Copy the listing below in full and skip every picture.

◆ Listed records:
━━━━━━━━
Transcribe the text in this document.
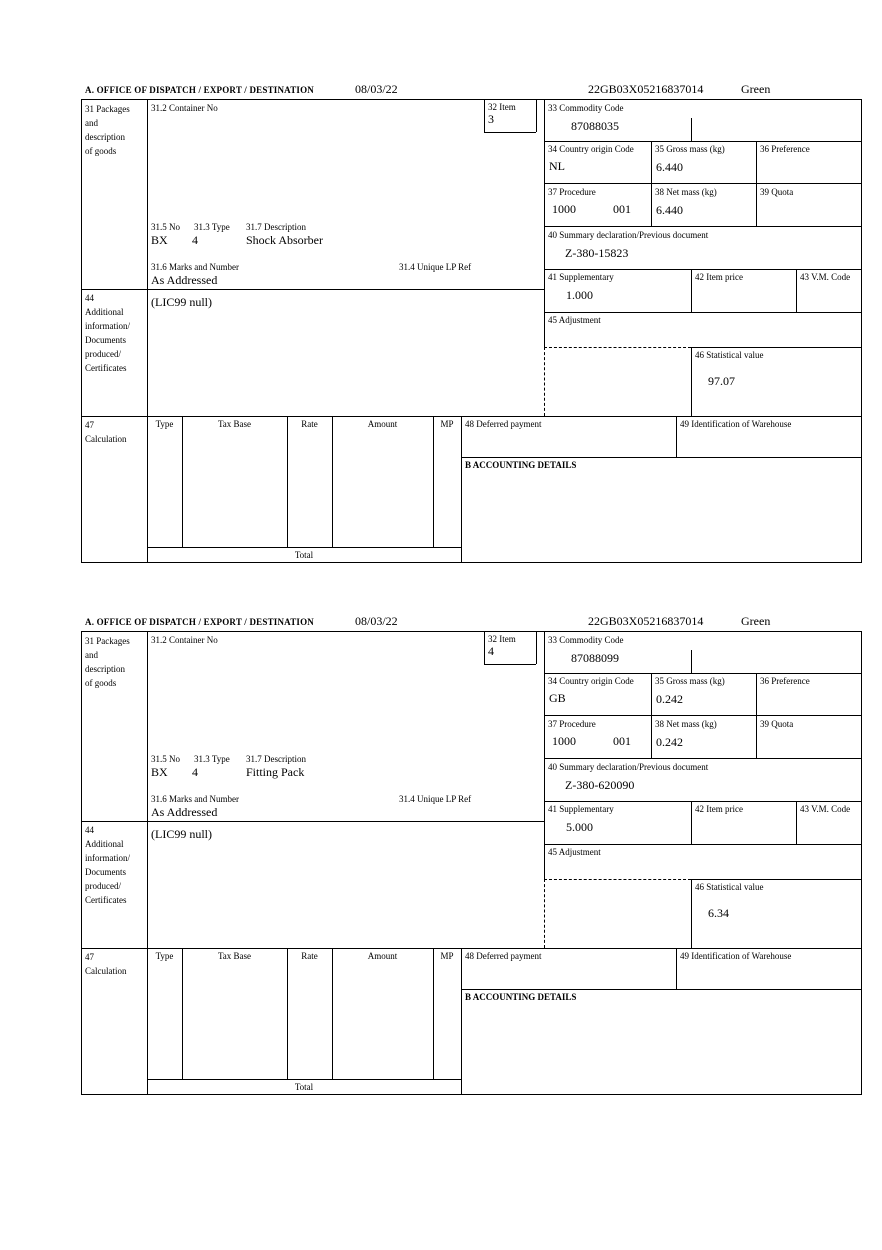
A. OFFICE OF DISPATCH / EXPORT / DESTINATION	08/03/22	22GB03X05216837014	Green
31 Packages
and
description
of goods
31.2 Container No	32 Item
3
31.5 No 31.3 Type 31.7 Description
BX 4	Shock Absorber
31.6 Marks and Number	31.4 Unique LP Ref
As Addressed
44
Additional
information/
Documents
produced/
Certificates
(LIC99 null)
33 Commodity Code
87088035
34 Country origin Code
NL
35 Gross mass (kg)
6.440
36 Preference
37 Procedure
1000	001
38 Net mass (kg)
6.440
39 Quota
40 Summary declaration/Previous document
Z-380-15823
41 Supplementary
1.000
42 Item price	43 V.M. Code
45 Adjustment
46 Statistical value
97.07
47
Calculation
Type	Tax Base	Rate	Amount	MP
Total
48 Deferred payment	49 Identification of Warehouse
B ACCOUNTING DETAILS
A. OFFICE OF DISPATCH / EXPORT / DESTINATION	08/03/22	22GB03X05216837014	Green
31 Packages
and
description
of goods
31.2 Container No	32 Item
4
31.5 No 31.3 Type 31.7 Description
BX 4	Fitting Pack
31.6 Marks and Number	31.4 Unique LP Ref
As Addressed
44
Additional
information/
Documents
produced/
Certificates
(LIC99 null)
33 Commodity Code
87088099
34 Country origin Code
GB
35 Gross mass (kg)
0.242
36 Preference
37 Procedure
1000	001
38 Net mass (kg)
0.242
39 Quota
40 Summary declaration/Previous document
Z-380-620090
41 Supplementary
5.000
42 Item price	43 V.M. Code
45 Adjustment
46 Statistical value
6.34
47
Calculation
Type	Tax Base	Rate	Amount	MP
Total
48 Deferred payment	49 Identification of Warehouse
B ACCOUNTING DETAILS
━━━━━━━━
◆ Answer below:
Transcribe the text in this document.
A. OFFICE OF DISPATCH / EXPORT / DESTINATION	08/03/22	22GB03X05216837014	Green
31 Packages
and
description
of goods
31.2 Container No	32 Item
3
31.5 No 31.3 Type 31.7 Description
BX 4	Shock Absorber
31.6 Marks and Number	31.4 Unique LP Ref
As Addressed
44
Additional
information/
Documents
produced/
Certificates
(LIC99 null)
33 Commodity Code
87088035
34 Country origin Code
NL
35 Gross mass (kg)
6.440
36 Preference
37 Procedure
1000	001
38 Net mass (kg)
6.440
39 Quota
40 Summary declaration/Previous document
Z-380-15823
41 Supplementary
1.000
42 Item price	43 V.M. Code
45 Adjustment
46 Statistical value
97.07
47
Calculation
Type	Tax Base	Rate	Amount	MP
Total
48 Deferred payment	49 Identification of Warehouse
B ACCOUNTING DETAILS
A. OFFICE OF DISPATCH / EXPORT / DESTINATION	08/03/22	22GB03X05216837014	Green
31 Packages
and
description
of goods
31.2 Container No	32 Item
4
31.5 No 31.3 Type 31.7 Description
BX 4	Fitting Pack
31.6 Marks and Number	31.4 Unique LP Ref
As Addressed
44
Additional
information/
Documents
produced/
Certificates
(LIC99 null)
33 Commodity Code
87088099
34 Country origin Code
GB
35 Gross mass (kg)
0.242
36 Preference
37 Procedure
1000	001
38 Net mass (kg)
0.242
39 Quota
40 Summary declaration/Previous document
Z-380-620090
41 Supplementary
5.000
42 Item price	43 V.M. Code
45 Adjustment
46 Statistical value
6.34
47
Calculation
Type	Tax Base	Rate	Amount	MP
Total
48 Deferred payment	49 Identification of Warehouse
B ACCOUNTING DETAILS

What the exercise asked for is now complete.